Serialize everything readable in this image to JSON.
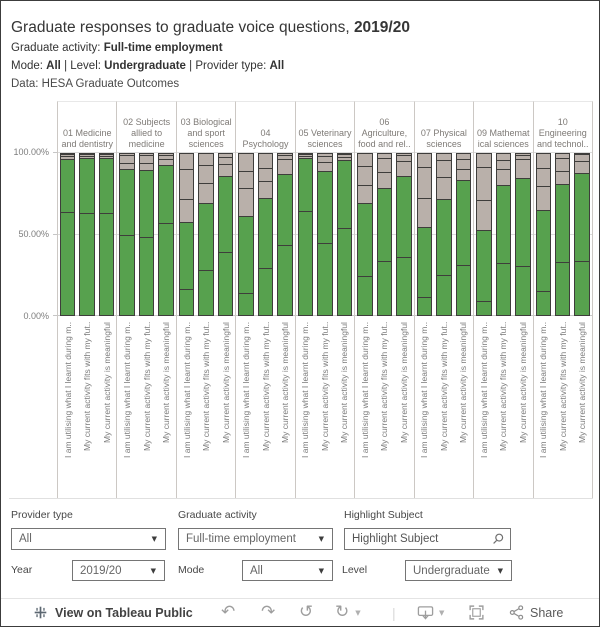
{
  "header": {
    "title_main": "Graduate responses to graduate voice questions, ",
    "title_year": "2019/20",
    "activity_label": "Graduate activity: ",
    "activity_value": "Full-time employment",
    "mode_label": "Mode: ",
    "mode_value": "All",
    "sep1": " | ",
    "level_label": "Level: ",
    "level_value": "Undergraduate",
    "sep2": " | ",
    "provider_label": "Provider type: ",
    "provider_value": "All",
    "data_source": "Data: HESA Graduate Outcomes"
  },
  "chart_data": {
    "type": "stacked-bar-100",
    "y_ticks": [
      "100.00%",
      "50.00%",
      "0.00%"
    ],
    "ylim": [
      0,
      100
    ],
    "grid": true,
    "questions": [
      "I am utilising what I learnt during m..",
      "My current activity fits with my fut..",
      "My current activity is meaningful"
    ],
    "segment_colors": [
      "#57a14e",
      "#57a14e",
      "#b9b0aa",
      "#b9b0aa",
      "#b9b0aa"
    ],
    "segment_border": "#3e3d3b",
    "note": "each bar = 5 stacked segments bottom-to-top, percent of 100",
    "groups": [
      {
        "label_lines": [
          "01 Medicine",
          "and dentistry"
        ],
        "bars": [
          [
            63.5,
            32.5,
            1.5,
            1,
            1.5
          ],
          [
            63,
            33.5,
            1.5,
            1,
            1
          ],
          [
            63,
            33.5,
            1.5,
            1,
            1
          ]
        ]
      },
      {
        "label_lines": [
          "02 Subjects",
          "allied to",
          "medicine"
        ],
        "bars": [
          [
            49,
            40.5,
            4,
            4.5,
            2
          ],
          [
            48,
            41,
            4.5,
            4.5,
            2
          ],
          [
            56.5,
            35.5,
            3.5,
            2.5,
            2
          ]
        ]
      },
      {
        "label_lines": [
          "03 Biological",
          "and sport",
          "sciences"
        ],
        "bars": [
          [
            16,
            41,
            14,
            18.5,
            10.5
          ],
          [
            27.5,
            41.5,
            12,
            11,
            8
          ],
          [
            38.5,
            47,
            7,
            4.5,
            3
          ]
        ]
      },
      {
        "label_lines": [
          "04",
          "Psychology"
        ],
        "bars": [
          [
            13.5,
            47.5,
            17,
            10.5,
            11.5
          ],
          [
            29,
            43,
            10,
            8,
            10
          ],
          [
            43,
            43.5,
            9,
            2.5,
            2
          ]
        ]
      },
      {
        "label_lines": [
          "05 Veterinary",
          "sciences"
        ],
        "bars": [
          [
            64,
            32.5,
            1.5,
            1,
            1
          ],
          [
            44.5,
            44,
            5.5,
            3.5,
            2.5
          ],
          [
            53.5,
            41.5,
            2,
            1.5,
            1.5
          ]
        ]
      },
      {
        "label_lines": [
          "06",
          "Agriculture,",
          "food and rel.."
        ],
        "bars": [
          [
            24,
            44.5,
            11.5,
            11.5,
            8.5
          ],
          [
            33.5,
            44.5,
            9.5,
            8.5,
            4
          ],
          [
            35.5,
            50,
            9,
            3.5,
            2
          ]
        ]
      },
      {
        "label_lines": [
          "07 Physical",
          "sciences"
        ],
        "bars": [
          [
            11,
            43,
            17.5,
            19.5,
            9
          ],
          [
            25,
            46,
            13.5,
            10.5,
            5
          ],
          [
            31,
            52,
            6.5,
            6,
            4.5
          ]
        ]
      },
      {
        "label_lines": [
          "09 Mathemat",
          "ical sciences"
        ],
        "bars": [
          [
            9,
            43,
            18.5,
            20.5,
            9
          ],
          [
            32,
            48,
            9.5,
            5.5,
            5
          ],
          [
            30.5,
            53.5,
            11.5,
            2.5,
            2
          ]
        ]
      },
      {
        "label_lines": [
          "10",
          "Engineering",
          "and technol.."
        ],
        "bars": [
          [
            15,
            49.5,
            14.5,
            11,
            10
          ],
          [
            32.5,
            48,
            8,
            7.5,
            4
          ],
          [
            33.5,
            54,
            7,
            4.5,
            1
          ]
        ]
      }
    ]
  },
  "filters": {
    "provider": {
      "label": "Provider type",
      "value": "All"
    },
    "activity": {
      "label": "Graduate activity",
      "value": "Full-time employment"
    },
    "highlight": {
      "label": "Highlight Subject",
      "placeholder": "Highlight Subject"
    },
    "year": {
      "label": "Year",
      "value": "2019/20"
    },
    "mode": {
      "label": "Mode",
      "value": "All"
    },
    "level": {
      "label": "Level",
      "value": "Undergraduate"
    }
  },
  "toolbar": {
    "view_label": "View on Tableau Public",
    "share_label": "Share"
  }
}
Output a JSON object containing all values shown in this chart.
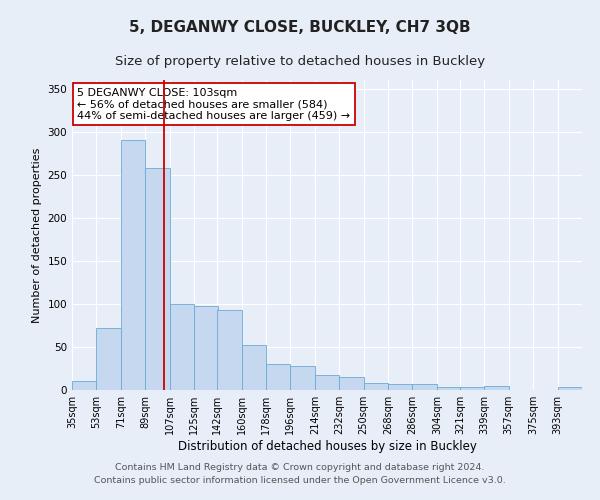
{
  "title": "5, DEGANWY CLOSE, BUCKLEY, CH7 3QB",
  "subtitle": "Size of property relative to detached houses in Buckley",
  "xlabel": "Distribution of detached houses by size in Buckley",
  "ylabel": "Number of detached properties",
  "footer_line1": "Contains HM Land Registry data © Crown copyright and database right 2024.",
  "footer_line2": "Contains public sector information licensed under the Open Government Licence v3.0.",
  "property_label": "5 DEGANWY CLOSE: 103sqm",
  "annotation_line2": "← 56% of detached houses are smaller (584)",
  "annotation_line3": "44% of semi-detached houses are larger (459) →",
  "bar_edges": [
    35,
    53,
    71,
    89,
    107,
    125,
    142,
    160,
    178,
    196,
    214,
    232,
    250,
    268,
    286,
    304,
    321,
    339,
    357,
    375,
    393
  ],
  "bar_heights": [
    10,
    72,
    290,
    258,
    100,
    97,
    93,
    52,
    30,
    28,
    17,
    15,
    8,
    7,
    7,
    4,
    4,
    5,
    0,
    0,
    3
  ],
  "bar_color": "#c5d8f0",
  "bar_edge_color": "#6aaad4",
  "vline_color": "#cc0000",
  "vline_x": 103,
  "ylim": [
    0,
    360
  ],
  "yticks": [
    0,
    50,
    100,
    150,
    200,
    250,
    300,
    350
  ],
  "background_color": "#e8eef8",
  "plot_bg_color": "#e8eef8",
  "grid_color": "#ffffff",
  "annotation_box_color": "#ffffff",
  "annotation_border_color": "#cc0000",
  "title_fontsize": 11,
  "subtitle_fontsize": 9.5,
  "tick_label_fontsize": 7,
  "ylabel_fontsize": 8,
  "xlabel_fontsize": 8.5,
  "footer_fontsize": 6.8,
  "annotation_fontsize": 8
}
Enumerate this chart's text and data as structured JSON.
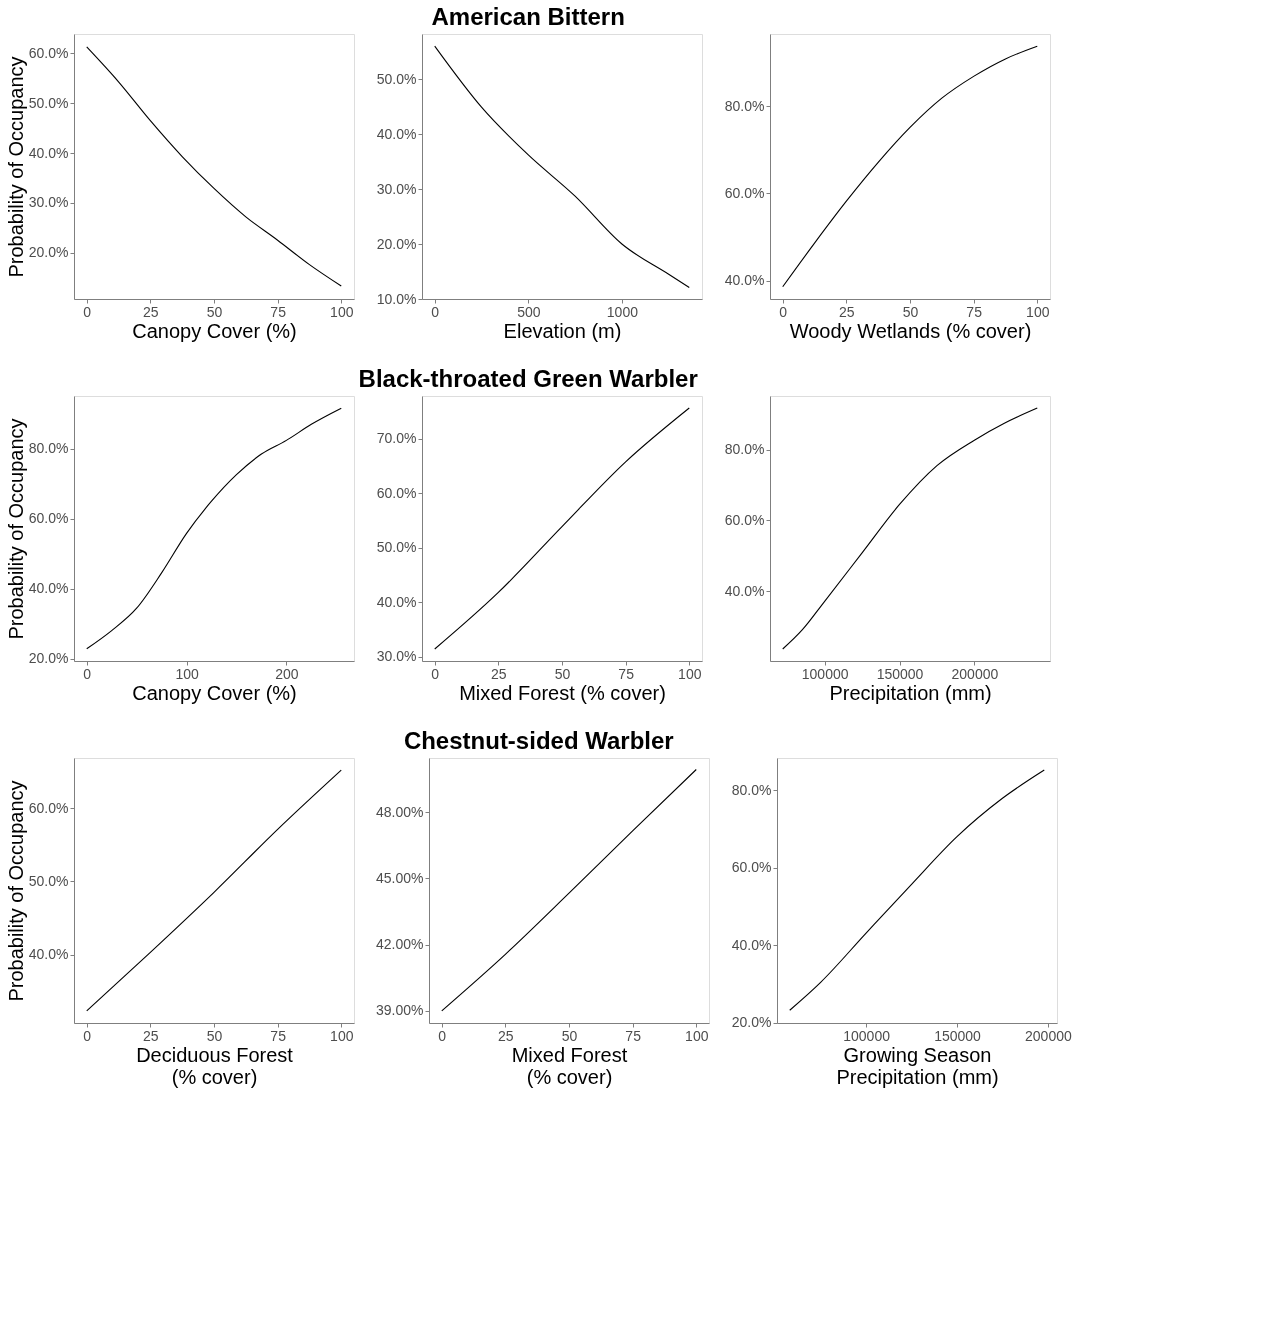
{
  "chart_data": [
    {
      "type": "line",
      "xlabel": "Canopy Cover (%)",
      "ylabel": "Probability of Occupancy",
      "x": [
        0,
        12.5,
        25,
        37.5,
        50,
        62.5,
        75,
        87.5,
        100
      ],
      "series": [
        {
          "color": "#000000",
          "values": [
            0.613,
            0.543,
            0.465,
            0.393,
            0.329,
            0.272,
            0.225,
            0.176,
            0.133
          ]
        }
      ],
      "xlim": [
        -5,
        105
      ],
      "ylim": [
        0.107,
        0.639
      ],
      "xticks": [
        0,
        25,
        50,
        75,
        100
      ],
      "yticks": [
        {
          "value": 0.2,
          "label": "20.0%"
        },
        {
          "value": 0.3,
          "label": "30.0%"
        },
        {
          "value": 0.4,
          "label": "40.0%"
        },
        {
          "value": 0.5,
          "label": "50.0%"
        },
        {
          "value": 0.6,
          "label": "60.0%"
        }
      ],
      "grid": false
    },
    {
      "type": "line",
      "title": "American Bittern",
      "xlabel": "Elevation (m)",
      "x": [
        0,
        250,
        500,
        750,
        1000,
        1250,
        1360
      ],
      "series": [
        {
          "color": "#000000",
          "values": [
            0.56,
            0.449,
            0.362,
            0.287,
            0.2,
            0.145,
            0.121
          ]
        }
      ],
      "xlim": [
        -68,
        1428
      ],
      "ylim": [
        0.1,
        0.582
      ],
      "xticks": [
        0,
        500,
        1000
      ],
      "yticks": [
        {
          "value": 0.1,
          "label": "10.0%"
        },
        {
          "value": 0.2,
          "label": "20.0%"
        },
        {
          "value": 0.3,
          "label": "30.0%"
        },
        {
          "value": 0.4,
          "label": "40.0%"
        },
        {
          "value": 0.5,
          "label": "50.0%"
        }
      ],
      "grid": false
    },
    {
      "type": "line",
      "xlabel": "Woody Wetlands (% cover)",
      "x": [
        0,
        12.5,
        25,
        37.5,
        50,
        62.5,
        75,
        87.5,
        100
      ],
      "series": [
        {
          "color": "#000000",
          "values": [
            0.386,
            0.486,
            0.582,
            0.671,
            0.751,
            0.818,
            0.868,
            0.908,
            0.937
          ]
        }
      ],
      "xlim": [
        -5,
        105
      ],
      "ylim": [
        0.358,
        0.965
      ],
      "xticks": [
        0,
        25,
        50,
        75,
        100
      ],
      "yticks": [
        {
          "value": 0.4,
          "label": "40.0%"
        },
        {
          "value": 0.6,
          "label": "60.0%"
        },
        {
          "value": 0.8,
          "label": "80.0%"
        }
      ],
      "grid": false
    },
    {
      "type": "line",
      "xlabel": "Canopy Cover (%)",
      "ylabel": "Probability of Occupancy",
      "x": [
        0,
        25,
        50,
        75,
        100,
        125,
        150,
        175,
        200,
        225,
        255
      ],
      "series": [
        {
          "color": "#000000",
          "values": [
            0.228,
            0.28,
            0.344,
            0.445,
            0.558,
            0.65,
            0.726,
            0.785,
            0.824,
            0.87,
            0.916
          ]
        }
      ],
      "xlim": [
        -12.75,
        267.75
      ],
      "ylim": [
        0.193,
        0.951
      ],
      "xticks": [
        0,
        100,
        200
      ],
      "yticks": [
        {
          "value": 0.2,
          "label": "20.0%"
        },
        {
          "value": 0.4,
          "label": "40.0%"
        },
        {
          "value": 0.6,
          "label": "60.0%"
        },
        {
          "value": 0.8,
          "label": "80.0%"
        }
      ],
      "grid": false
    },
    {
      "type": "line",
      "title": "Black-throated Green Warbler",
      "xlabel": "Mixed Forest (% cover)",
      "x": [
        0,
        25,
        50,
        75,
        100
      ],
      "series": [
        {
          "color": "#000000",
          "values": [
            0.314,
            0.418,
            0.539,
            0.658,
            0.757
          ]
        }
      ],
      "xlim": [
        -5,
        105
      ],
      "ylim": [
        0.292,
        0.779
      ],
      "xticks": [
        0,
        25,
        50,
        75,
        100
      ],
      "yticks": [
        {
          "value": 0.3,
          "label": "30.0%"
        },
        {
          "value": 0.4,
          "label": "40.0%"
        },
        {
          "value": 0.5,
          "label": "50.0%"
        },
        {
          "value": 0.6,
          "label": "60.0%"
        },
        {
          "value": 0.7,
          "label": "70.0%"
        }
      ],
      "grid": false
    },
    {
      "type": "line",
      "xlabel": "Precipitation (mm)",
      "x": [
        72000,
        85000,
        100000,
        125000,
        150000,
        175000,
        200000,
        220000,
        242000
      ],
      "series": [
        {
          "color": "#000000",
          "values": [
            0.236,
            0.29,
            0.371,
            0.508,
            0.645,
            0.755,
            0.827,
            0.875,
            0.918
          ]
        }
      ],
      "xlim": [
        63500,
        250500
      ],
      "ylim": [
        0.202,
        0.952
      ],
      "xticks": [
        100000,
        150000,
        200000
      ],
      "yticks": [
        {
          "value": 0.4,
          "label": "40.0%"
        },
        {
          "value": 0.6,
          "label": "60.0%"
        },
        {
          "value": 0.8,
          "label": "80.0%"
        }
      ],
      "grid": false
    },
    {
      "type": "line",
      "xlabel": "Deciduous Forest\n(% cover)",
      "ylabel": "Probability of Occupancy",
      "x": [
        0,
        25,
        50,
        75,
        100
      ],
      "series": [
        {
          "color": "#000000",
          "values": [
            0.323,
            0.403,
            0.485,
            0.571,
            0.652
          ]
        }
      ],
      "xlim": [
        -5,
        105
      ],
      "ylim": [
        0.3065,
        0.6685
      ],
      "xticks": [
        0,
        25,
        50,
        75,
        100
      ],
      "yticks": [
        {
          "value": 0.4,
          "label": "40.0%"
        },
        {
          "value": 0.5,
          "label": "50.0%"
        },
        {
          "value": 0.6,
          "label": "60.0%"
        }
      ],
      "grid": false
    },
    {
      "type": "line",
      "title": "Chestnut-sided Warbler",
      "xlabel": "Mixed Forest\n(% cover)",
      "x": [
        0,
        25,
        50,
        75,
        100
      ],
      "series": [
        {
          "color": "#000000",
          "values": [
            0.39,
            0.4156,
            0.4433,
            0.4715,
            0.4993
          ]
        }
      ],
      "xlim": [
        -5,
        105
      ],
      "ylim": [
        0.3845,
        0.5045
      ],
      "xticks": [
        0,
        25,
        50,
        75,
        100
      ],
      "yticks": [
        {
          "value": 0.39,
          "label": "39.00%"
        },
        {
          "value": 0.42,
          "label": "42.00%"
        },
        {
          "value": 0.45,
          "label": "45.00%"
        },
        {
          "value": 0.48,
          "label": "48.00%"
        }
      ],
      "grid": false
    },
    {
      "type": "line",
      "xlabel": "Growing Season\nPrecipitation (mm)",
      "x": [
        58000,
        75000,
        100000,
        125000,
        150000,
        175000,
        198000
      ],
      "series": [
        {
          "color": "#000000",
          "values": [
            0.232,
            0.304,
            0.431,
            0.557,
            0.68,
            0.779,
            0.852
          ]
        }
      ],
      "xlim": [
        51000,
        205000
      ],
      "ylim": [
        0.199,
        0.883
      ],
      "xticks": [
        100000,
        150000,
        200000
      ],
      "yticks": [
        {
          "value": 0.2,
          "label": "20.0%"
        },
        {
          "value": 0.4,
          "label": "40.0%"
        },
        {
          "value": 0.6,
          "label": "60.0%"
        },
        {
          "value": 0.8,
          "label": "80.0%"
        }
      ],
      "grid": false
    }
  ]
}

##########

What you have to do = Pick out each line that holds the string "this".

The response =
Serialize everything readable in this image to JSON.
Output a JSON object containing all values shown in this chart.
Enumerate this chart's text and data as structured JSON.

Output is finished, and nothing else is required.